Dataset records
......

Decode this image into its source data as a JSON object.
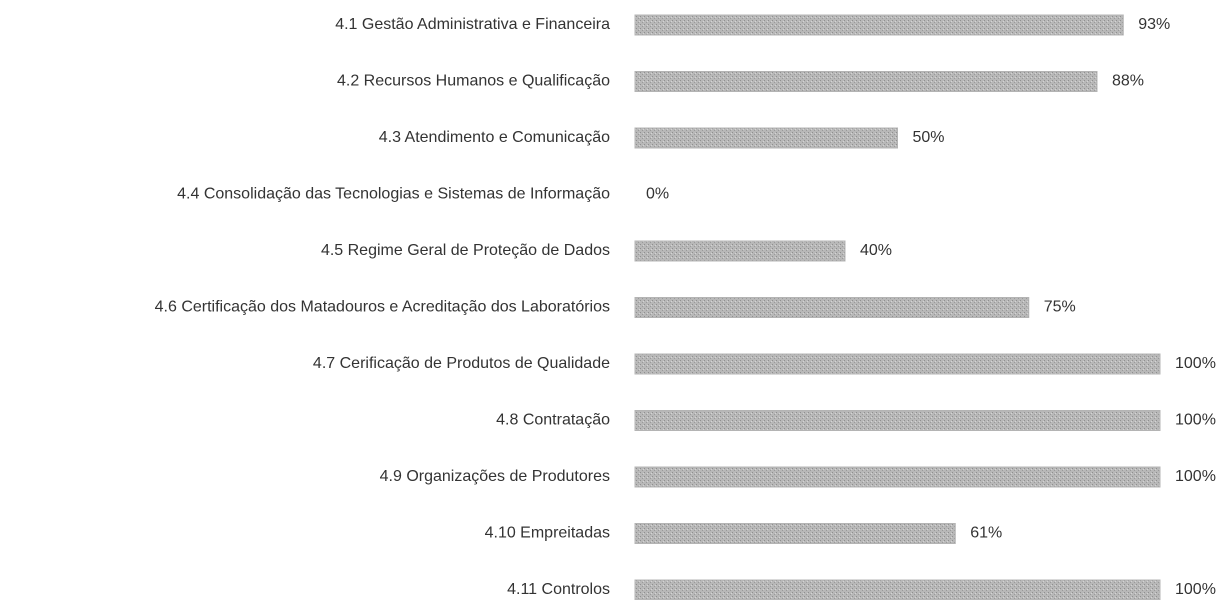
{
  "chart_data": {
    "type": "barh",
    "categories": [
      "4.1 Gestão Administrativa e Financeira",
      "4.2 Recursos Humanos e Qualificação",
      "4.3 Atendimento e Comunicação",
      "4.4 Consolidação das Tecnologias e Sistemas de Informação",
      "4.5 Regime Geral de Proteção de Dados",
      "4.6 Certificação dos Matadouros e Acreditação dos Laboratórios",
      "4.7 Cerificação de Produtos de Qualidade",
      "4.8 Contratação",
      "4.9 Organizações de Produtores",
      "4.10 Empreitadas",
      "4.11 Controlos"
    ],
    "values": [
      93,
      88,
      50,
      0,
      40,
      75,
      100,
      100,
      100,
      61,
      100
    ],
    "value_labels": [
      "93%",
      "88%",
      "50%",
      "0%",
      "40%",
      "75%",
      "100%",
      "100%",
      "100%",
      "61%",
      "100%"
    ],
    "color": "#b4b4b4"
  }
}
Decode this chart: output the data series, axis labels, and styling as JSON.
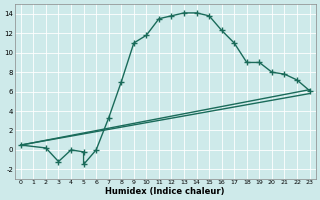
{
  "xlabel": "Humidex (Indice chaleur)",
  "background_color": "#ceeaea",
  "grid_color": "#ffffff",
  "line_color": "#1a6b5a",
  "xlim": [
    -0.5,
    23.5
  ],
  "ylim": [
    -3,
    15
  ],
  "xticks": [
    0,
    1,
    2,
    3,
    4,
    5,
    6,
    7,
    8,
    9,
    10,
    11,
    12,
    13,
    14,
    15,
    16,
    17,
    18,
    19,
    20,
    21,
    22,
    23
  ],
  "yticks": [
    -2,
    0,
    2,
    4,
    6,
    8,
    10,
    12,
    14
  ],
  "curve1_x": [
    0,
    2,
    3,
    4,
    5,
    5,
    6,
    7,
    8,
    9,
    10,
    11,
    12,
    13,
    14,
    15,
    16,
    17,
    18,
    19,
    20,
    21,
    22,
    23
  ],
  "curve1_y": [
    0.5,
    0.2,
    -1.2,
    0.0,
    -0.2,
    -1.5,
    0.0,
    3.3,
    7.0,
    11.0,
    11.8,
    13.5,
    13.8,
    14.1,
    14.1,
    13.8,
    12.3,
    11.0,
    9.0,
    9.0,
    8.0,
    7.8,
    7.2,
    6.1
  ],
  "line2_x": [
    0,
    23
  ],
  "line2_y": [
    0.5,
    6.2
  ],
  "line3_x": [
    0,
    23
  ],
  "line3_y": [
    0.5,
    5.8
  ],
  "marker": "+",
  "markersize": 4,
  "linewidth": 1.0,
  "xlabel_fontsize": 6,
  "tick_fontsize": 4.5
}
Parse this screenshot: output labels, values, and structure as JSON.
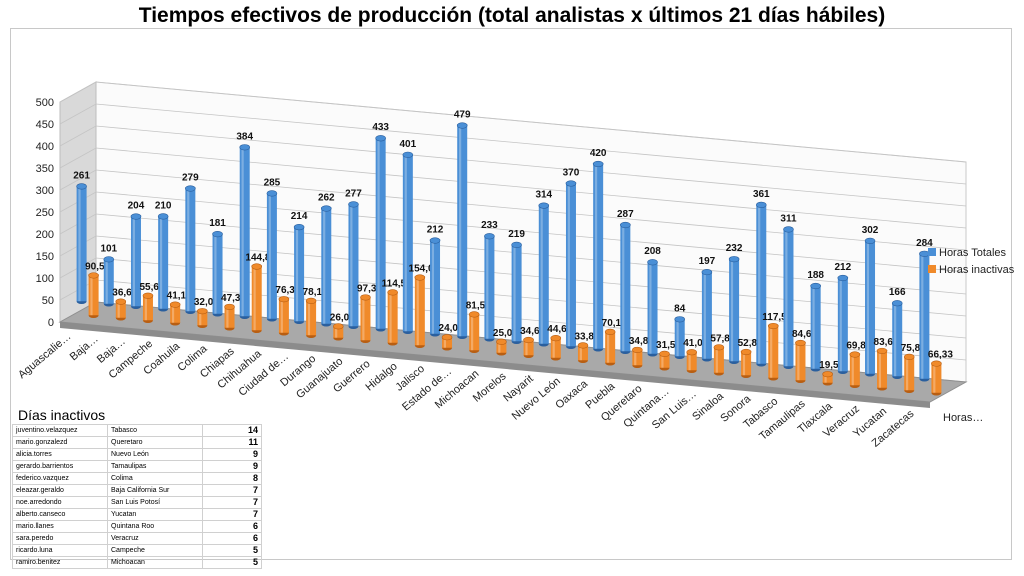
{
  "title": "Tiempos efectivos de producción (total analistas x últimos 21 días hábiles)",
  "chart_data": {
    "type": "bar",
    "variant": "3d-clustered",
    "title": "Tiempos efectivos de producción (total analistas x últimos 21 días hábiles)",
    "categories": [
      "Aguascalie…",
      "Baja…",
      "Baja…",
      "Campeche",
      "Coahuila",
      "Colima",
      "Chiapas",
      "Chihuahua",
      "Ciudad de…",
      "Durango",
      "Guanajuato",
      "Guerrero",
      "Hidalgo",
      "Jalisco",
      "Estado de…",
      "Michoacan",
      "Morelos",
      "Nayarit",
      "Nuevo León",
      "Oaxaca",
      "Puebla",
      "Queretaro",
      "Quintana…",
      "San Luis…",
      "Sinaloa",
      "Sonora",
      "Tabasco",
      "Tamaulipas",
      "Tlaxcala",
      "Veracruz",
      "Yucatan",
      "Zacatecas"
    ],
    "series": [
      {
        "name": "Horas Totales",
        "color": "#4a8fd6",
        "values": [
          261,
          101,
          204,
          210,
          279,
          181,
          384,
          285,
          214,
          262,
          277,
          433,
          401,
          212,
          479,
          233,
          219,
          314,
          370,
          420,
          287,
          208,
          84,
          197,
          232,
          361,
          311,
          188,
          212,
          302,
          166,
          284
        ],
        "labels": [
          "261",
          "101",
          "204",
          "210",
          "279",
          "181",
          "384",
          "285",
          "214",
          "262",
          "277",
          "433",
          "401",
          "212",
          "479",
          "233",
          "219",
          "314",
          "370",
          "420",
          "287",
          "208",
          "84",
          "197",
          "232",
          "361",
          "311",
          "188",
          "212",
          "302",
          "166",
          "284"
        ]
      },
      {
        "name": "Horas inactivas",
        "color": "#f08a2a",
        "values": [
          90.5,
          36.67,
          55.67,
          41.17,
          32.0,
          47.33,
          144.83,
          76.33,
          78.17,
          26.0,
          97.33,
          114.5,
          154.0,
          24.0,
          81.5,
          25.0,
          34.67,
          44.67,
          33.83,
          70.17,
          34.83,
          31.5,
          41.0,
          57.83,
          52.83,
          117.5,
          84.67,
          19.5,
          69.83,
          83.67,
          75.83,
          66.33
        ],
        "labels": [
          "90,50",
          "36,67",
          "55,67",
          "41,17",
          "32,00",
          "47,33",
          "144,83",
          "76,33",
          "78,17",
          "26,00",
          "97,33",
          "114,50",
          "154,00",
          "24,00",
          "81,50",
          "25,00",
          "34,67",
          "44,67",
          "33,83",
          "70,17",
          "34,83",
          "31,50",
          "41,00",
          "57,83",
          "52,83",
          "117,50",
          "84,67",
          "19,50",
          "69,83",
          "83,67",
          "75,83",
          "66,33"
        ]
      }
    ],
    "depth_axis_label": "Horas…",
    "y_ticks": [
      "0",
      "50",
      "100",
      "150",
      "200",
      "250",
      "300",
      "350",
      "400",
      "450",
      "500"
    ],
    "ylim": [
      0,
      500
    ],
    "legend_position": "right"
  },
  "inactive_days": {
    "title": "Días inactivos",
    "rows": [
      {
        "user": "juventino.velazquez",
        "state": "Tabasco",
        "days": "14"
      },
      {
        "user": "mario.gonzalezd",
        "state": "Queretaro",
        "days": "11"
      },
      {
        "user": "alicia.torres",
        "state": "Nuevo León",
        "days": "9"
      },
      {
        "user": "gerardo.barrientos",
        "state": "Tamaulipas",
        "days": "9"
      },
      {
        "user": "federico.vazquez",
        "state": "Colima",
        "days": "8"
      },
      {
        "user": "eleazar.geraldo",
        "state": "Baja California Sur",
        "days": "7"
      },
      {
        "user": "noe.arredondo",
        "state": "San Luis Potosí",
        "days": "7"
      },
      {
        "user": "alberto.canseco",
        "state": "Yucatan",
        "days": "7"
      },
      {
        "user": "mario.llanes",
        "state": "Quintana Roo",
        "days": "6"
      },
      {
        "user": "sara.peredo",
        "state": "Veracruz",
        "days": "6"
      },
      {
        "user": "ricardo.luna",
        "state": "Campeche",
        "days": "5"
      },
      {
        "user": "ramiro.benitez",
        "state": "Michoacan",
        "days": "5"
      }
    ]
  }
}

......

• **WHAT TO DO**
Each record above should be copied character for character, with pictures dropped.

• **EXERCISE SOLUTION**
Decode this image into its source data as a JSON object.
{
  "chart_data": {
    "type": "barh",
    "categories": [
      "4.1 Gestão Administrativa e Financeira",
      "4.2 Recursos Humanos e Qualificação",
      "4.3 Atendimento e Comunicação",
      "4.4 Consolidação das Tecnologias e Sistemas de Informação",
      "4.5 Regime Geral de Proteção de Dados",
      "4.6 Certificação dos Matadouros e Acreditação dos Laboratórios",
      "4.7 Cerificação de Produtos de Qualidade",
      "4.8 Contratação",
      "4.9 Organizações de Produtores",
      "4.10 Empreitadas",
      "4.11 Controlos"
    ],
    "values": [
      93,
      88,
      50,
      0,
      40,
      75,
      100,
      100,
      100,
      61,
      100
    ],
    "value_labels": [
      "93%",
      "88%",
      "50%",
      "0%",
      "40%",
      "75%",
      "100%",
      "100%",
      "100%",
      "61%",
      "100%"
    ],
    "color": "#b4b4b4"
  }
}
Decode this chart: output the data series, axis labels, and styling as JSON.
{
  "xlabel": "Humidex (Indice chaleur)",
  "background_color": "#ceeaea",
  "grid_color": "#ffffff",
  "line_color": "#1a6b5a",
  "xlim": [
    -0.5,
    23.5
  ],
  "ylim": [
    -3,
    15
  ],
  "xticks": [
    0,
    1,
    2,
    3,
    4,
    5,
    6,
    7,
    8,
    9,
    10,
    11,
    12,
    13,
    14,
    15,
    16,
    17,
    18,
    19,
    20,
    21,
    22,
    23
  ],
  "yticks": [
    -2,
    0,
    2,
    4,
    6,
    8,
    10,
    12,
    14
  ],
  "curve1_x": [
    0,
    2,
    3,
    4,
    5,
    5,
    6,
    7,
    8,
    9,
    10,
    11,
    12,
    13,
    14,
    15,
    16,
    17,
    18,
    19,
    20,
    21,
    22,
    23
  ],
  "curve1_y": [
    0.5,
    0.2,
    -1.2,
    0.0,
    -0.2,
    -1.5,
    0.0,
    3.3,
    7.0,
    11.0,
    11.8,
    13.5,
    13.8,
    14.1,
    14.1,
    13.8,
    12.3,
    11.0,
    9.0,
    9.0,
    8.0,
    7.8,
    7.2,
    6.1
  ],
  "line2_x": [
    0,
    23
  ],
  "line2_y": [
    0.5,
    6.2
  ],
  "line3_x": [
    0,
    23
  ],
  "line3_y": [
    0.5,
    5.8
  ],
  "marker": "+",
  "markersize": 4,
  "linewidth": 1.0,
  "xlabel_fontsize": 6,
  "tick_fontsize": 4.5
}
Parse this screenshot: output labels, values, and structure as JSON.
{
  "title": "Tiempos efectivos de producción (total analistas x últimos 21 días hábiles)",
  "chart_data": {
    "type": "bar",
    "variant": "3d-clustered",
    "title": "Tiempos efectivos de producción (total analistas x últimos 21 días hábiles)",
    "categories": [
      "Aguascalie…",
      "Baja…",
      "Baja…",
      "Campeche",
      "Coahuila",
      "Colima",
      "Chiapas",
      "Chihuahua",
      "Ciudad de…",
      "Durango",
      "Guanajuato",
      "Guerrero",
      "Hidalgo",
      "Jalisco",
      "Estado de…",
      "Michoacan",
      "Morelos",
      "Nayarit",
      "Nuevo León",
      "Oaxaca",
      "Puebla",
      "Queretaro",
      "Quintana…",
      "San Luis…",
      "Sinaloa",
      "Sonora",
      "Tabasco",
      "Tamaulipas",
      "Tlaxcala",
      "Veracruz",
      "Yucatan",
      "Zacatecas"
    ],
    "series": [
      {
        "name": "Horas Totales",
        "color": "#4a8fd6",
        "values": [
          261,
          101,
          204,
          210,
          279,
          181,
          384,
          285,
          214,
          262,
          277,
          433,
          401,
          212,
          479,
          233,
          219,
          314,
          370,
          420,
          287,
          208,
          84,
          197,
          232,
          361,
          311,
          188,
          212,
          302,
          166,
          284
        ],
        "labels": [
          "261",
          "101",
          "204",
          "210",
          "279",
          "181",
          "384",
          "285",
          "214",
          "262",
          "277",
          "433",
          "401",
          "212",
          "479",
          "233",
          "219",
          "314",
          "370",
          "420",
          "287",
          "208",
          "84",
          "197",
          "232",
          "361",
          "311",
          "188",
          "212",
          "302",
          "166",
          "284"
        ]
      },
      {
        "name": "Horas inactivas",
        "color": "#f08a2a",
        "values": [
          90.5,
          36.67,
          55.67,
          41.17,
          32.0,
          47.33,
          144.83,
          76.33,
          78.17,
          26.0,
          97.33,
          114.5,
          154.0,
          24.0,
          81.5,
          25.0,
          34.67,
          44.67,
          33.83,
          70.17,
          34.83,
          31.5,
          41.0,
          57.83,
          52.83,
          117.5,
          84.67,
          19.5,
          69.83,
          83.67,
          75.83,
          66.33
        ],
        "labels": [
          "90,50",
          "36,67",
          "55,67",
          "41,17",
          "32,00",
          "47,33",
          "144,83",
          "76,33",
          "78,17",
          "26,00",
          "97,33",
          "114,50",
          "154,00",
          "24,00",
          "81,50",
          "25,00",
          "34,67",
          "44,67",
          "33,83",
          "70,17",
          "34,83",
          "31,50",
          "41,00",
          "57,83",
          "52,83",
          "117,50",
          "84,67",
          "19,50",
          "69,83",
          "83,67",
          "75,83",
          "66,33"
        ]
      }
    ],
    "depth_axis_label": "Horas…",
    "y_ticks": [
      "0",
      "50",
      "100",
      "150",
      "200",
      "250",
      "300",
      "350",
      "400",
      "450",
      "500"
    ],
    "ylim": [
      0,
      500
    ],
    "legend_position": "right"
  },
  "inactive_days": {
    "title": "Días inactivos",
    "rows": [
      {
        "user": "juventino.velazquez",
        "state": "Tabasco",
        "days": "14"
      },
      {
        "user": "mario.gonzalezd",
        "state": "Queretaro",
        "days": "11"
      },
      {
        "user": "alicia.torres",
        "state": "Nuevo León",
        "days": "9"
      },
      {
        "user": "gerardo.barrientos",
        "state": "Tamaulipas",
        "days": "9"
      },
      {
        "user": "federico.vazquez",
        "state": "Colima",
        "days": "8"
      },
      {
        "user": "eleazar.geraldo",
        "state": "Baja California Sur",
        "days": "7"
      },
      {
        "user": "noe.arredondo",
        "state": "San Luis Potosí",
        "days": "7"
      },
      {
        "user": "alberto.canseco",
        "state": "Yucatan",
        "days": "7"
      },
      {
        "user": "mario.llanes",
        "state": "Quintana Roo",
        "days": "6"
      },
      {
        "user": "sara.peredo",
        "state": "Veracruz",
        "days": "6"
      },
      {
        "user": "ricardo.luna",
        "state": "Campeche",
        "days": "5"
      },
      {
        "user": "ramiro.benitez",
        "state": "Michoacan",
        "days": "5"
      }
    ]
  }
}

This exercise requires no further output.